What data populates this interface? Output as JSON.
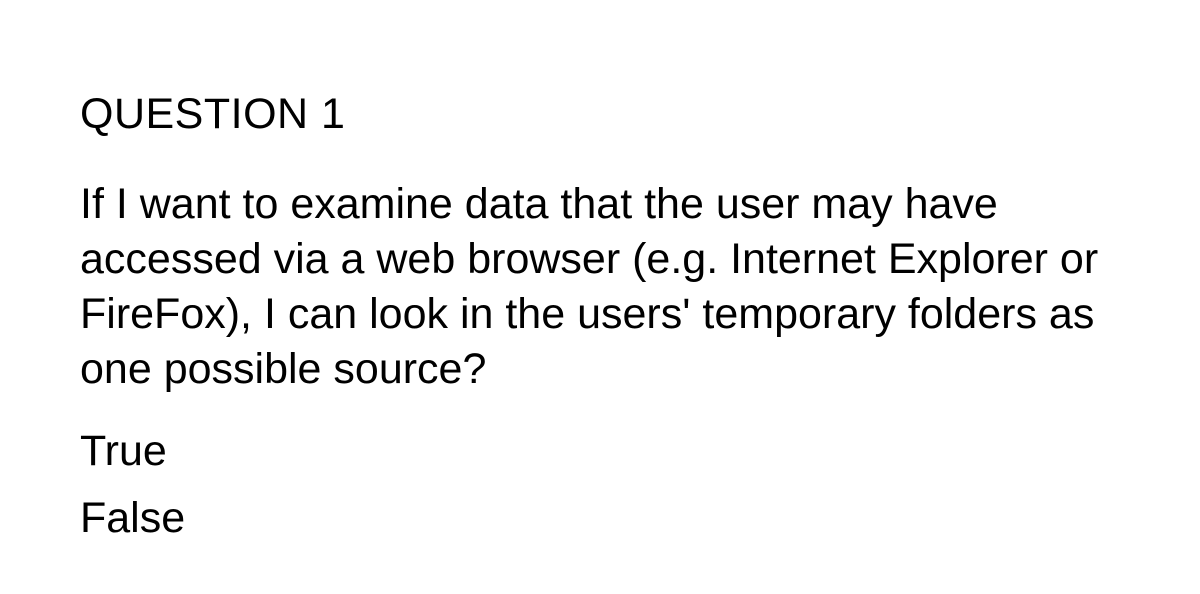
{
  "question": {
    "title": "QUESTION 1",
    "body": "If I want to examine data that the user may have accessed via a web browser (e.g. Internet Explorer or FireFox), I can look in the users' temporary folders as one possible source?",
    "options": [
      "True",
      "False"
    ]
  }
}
_ _ _ _ _
**Exercise aim**
Write out each line of the data exactly; the images should be left out.

**Task response**
What data populates this interface? Output as JSON.
{
  "question": {
    "title": "QUESTION 1",
    "body": "If I want to examine data that the user may have accessed via a web browser (e.g. Internet Explorer or FireFox), I can look in the users' temporary folders as one possible source?",
    "options": [
      "True",
      "False"
    ]
  }
}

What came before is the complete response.